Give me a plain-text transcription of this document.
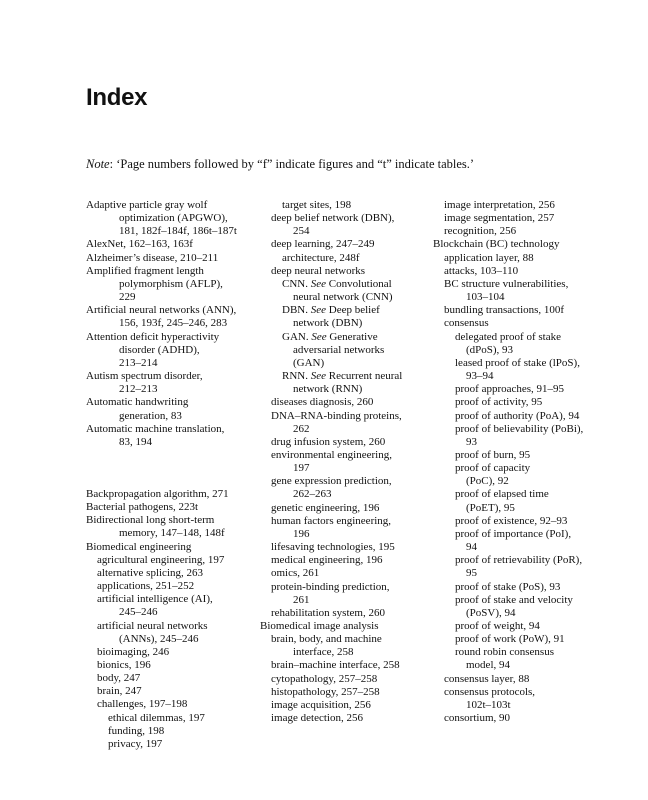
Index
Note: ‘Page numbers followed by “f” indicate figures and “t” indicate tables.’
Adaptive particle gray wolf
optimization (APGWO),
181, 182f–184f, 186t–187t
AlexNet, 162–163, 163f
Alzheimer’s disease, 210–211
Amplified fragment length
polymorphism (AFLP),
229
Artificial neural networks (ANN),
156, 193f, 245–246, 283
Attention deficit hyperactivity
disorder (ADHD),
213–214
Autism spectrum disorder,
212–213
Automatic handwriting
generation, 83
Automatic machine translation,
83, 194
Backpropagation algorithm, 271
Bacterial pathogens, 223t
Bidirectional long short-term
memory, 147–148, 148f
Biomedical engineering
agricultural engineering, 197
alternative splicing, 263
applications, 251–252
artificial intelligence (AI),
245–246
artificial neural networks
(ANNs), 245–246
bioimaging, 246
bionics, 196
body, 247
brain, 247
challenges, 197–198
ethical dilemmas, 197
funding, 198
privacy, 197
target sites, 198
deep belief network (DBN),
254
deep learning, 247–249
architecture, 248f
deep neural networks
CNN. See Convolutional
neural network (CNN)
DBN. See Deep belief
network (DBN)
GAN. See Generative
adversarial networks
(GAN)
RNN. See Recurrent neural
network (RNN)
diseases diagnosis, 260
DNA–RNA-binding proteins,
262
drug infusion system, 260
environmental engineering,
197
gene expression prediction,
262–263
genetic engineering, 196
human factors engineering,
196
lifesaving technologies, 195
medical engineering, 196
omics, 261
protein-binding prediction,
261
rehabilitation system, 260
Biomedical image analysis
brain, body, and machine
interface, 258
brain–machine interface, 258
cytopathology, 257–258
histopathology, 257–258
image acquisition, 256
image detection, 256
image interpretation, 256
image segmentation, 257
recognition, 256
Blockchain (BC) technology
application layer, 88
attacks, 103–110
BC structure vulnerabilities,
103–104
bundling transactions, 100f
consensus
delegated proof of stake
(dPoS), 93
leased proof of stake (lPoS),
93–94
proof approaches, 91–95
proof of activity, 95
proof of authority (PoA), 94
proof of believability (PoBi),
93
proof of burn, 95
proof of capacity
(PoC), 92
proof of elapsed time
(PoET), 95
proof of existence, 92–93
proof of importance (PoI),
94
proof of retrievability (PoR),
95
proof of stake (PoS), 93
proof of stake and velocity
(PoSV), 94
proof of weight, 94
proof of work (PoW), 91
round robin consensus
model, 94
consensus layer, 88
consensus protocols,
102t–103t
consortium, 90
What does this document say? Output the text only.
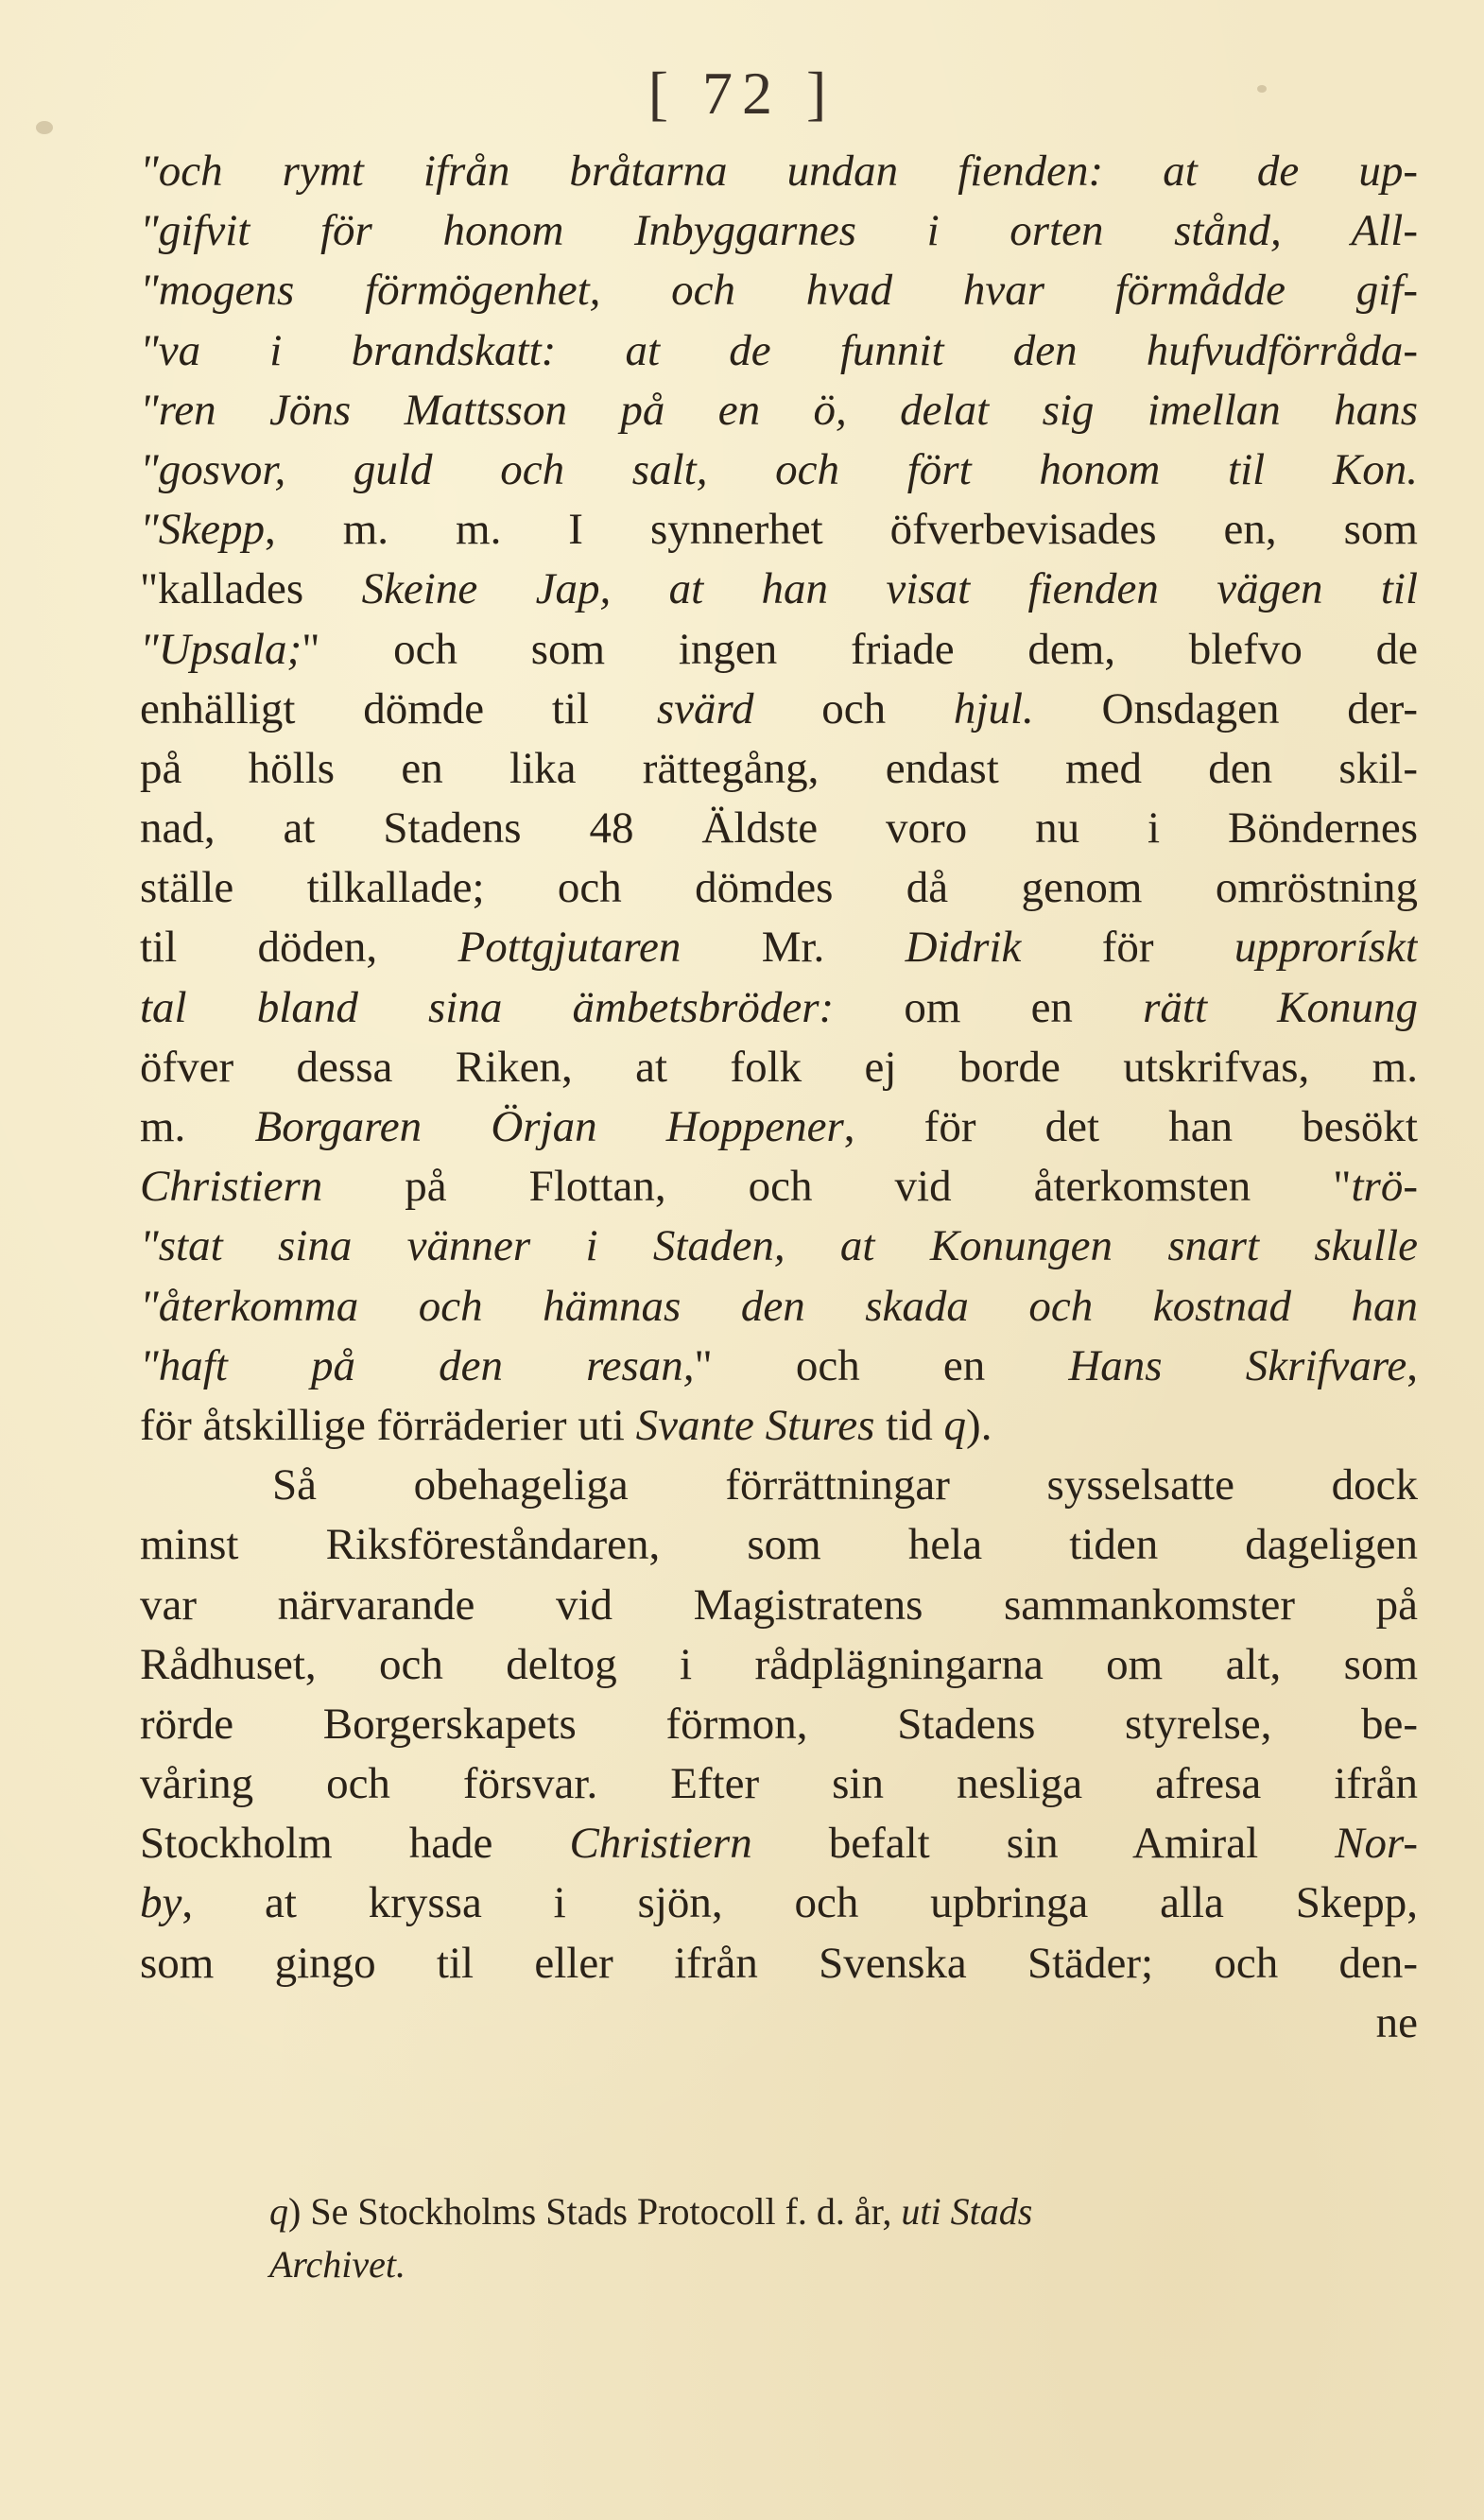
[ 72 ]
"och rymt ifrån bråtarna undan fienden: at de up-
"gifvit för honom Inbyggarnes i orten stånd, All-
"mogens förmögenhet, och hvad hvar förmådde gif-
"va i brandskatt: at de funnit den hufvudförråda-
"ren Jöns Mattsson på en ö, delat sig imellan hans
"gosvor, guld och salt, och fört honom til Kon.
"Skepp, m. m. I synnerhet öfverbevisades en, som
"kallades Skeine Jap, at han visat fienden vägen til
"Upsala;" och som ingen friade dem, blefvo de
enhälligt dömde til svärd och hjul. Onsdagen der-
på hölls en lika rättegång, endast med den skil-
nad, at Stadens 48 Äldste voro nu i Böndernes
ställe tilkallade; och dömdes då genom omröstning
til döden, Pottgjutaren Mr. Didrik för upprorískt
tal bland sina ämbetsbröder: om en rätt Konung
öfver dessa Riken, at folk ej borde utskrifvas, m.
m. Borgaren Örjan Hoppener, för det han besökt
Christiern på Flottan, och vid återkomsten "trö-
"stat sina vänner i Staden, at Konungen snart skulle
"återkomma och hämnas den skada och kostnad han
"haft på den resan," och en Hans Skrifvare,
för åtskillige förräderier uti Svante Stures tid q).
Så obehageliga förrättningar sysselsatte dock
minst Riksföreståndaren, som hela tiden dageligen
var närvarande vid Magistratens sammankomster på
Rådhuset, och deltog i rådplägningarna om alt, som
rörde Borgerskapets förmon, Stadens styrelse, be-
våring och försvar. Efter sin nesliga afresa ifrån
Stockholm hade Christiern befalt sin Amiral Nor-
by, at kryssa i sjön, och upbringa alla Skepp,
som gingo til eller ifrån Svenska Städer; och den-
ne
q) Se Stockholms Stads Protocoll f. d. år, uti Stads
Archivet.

########################################

— About this task —
Filter the lines above, keeping each one that contains the string "image".

— Solution to this task —
Biomedical image analysis
image acquisition, 256
image detection, 256
image interpretation, 256
image segmentation, 257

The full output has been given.